All of the data below should be written out exactly.

● ● ●

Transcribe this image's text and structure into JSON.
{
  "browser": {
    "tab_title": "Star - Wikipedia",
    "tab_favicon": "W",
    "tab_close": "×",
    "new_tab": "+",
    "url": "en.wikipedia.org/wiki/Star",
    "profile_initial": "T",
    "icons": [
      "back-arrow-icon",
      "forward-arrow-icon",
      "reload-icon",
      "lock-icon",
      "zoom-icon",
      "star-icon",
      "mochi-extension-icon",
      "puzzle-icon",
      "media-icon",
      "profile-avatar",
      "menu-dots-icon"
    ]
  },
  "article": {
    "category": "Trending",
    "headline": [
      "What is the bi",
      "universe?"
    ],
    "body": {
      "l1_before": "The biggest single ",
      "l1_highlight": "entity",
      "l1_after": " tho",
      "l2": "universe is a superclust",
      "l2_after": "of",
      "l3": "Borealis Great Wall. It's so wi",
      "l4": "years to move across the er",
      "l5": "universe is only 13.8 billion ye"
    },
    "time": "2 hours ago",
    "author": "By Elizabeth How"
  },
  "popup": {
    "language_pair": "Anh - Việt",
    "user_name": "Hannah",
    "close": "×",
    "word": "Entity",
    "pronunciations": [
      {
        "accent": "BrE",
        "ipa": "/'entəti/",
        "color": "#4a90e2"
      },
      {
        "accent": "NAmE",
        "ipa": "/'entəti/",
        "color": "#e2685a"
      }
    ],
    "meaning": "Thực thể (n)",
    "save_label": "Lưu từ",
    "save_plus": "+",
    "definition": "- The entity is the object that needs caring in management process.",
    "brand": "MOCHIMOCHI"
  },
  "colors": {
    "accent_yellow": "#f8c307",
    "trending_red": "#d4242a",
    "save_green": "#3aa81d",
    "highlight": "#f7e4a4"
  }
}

● ● ●

• Worked answer:
Transcribe this image's text and structure into JSON.
{
  "browser": {
    "tab_title": "Star - Wikipedia",
    "tab_favicon": "W",
    "tab_close": "×",
    "new_tab": "+",
    "url": "en.wikipedia.org/wiki/Star",
    "profile_initial": "T",
    "icons": [
      "back-arrow-icon",
      "forward-arrow-icon",
      "reload-icon",
      "lock-icon",
      "zoom-icon",
      "star-icon",
      "mochi-extension-icon",
      "puzzle-icon",
      "media-icon",
      "profile-avatar",
      "menu-dots-icon"
    ]
  },
  "article": {
    "category": "Trending",
    "headline": [
      "What is the bi",
      "universe?"
    ],
    "body": {
      "l1_before": "The biggest single ",
      "l1_highlight": "entity",
      "l1_after": " tho",
      "l2": "universe is a superclust",
      "l2_after": "of",
      "l3": "Borealis Great Wall. It's so wi",
      "l4": "years to move across the er",
      "l5": "universe is only 13.8 billion ye"
    },
    "time": "2 hours ago",
    "author": "By Elizabeth How"
  },
  "popup": {
    "language_pair": "Anh - Việt",
    "user_name": "Hannah",
    "close": "×",
    "word": "Entity",
    "pronunciations": [
      {
        "accent": "BrE",
        "ipa": "/'entəti/",
        "color": "#4a90e2"
      },
      {
        "accent": "NAmE",
        "ipa": "/'entəti/",
        "color": "#e2685a"
      }
    ],
    "meaning": "Thực thể (n)",
    "save_label": "Lưu từ",
    "save_plus": "+",
    "definition": "- The entity is the object that needs caring in management process.",
    "brand": "MOCHIMOCHI"
  },
  "colors": {
    "accent_yellow": "#f8c307",
    "trending_red": "#d4242a",
    "save_green": "#3aa81d",
    "highlight": "#f7e4a4"
  }
}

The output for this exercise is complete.